■ Exercise instructions:
Can you quote the records below in full, word for word?

■ Stored data entries:
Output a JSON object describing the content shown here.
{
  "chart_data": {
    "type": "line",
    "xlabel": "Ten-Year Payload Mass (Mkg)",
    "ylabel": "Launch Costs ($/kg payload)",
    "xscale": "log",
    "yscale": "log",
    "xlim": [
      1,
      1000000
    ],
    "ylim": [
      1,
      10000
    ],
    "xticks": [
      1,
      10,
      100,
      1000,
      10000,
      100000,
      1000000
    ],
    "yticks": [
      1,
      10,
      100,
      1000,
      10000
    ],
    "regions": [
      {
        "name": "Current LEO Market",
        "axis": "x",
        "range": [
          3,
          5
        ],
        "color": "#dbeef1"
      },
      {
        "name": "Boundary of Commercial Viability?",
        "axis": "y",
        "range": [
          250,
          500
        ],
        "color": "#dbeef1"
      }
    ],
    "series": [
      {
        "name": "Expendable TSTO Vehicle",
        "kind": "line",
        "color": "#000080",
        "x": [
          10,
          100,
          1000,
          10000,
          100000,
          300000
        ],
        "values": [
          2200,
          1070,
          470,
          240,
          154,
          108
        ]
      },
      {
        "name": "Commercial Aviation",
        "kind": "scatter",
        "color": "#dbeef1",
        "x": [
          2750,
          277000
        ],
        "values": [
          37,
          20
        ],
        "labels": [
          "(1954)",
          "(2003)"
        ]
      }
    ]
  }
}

■ The answer:
Output a JSON object describing the content shown here.
{
  "chart_data": {
    "type": "line",
    "xlabel": "Ten-Year Payload Mass (Mkg)",
    "ylabel": "Launch Costs ($/kg payload)",
    "xscale": "log",
    "yscale": "log",
    "xlim": [
      1,
      1000000
    ],
    "ylim": [
      1,
      10000
    ],
    "xticks": [
      1,
      10,
      100,
      1000,
      10000,
      100000,
      1000000
    ],
    "yticks": [
      1,
      10,
      100,
      1000,
      10000
    ],
    "regions": [
      {
        "name": "Current LEO Market",
        "axis": "x",
        "range": [
          3,
          5
        ],
        "color": "#dbeef1"
      },
      {
        "name": "Boundary of Commercial Viability?",
        "axis": "y",
        "range": [
          250,
          500
        ],
        "color": "#dbeef1"
      }
    ],
    "series": [
      {
        "name": "Expendable TSTO Vehicle",
        "kind": "line",
        "color": "#000080",
        "x": [
          10,
          100,
          1000,
          10000,
          100000,
          300000
        ],
        "values": [
          2200,
          1070,
          470,
          240,
          154,
          108
        ]
      },
      {
        "name": "Commercial Aviation",
        "kind": "scatter",
        "color": "#dbeef1",
        "x": [
          2750,
          277000
        ],
        "values": [
          37,
          20
        ],
        "labels": [
          "(1954)",
          "(2003)"
        ]
      }
    ]
  }
}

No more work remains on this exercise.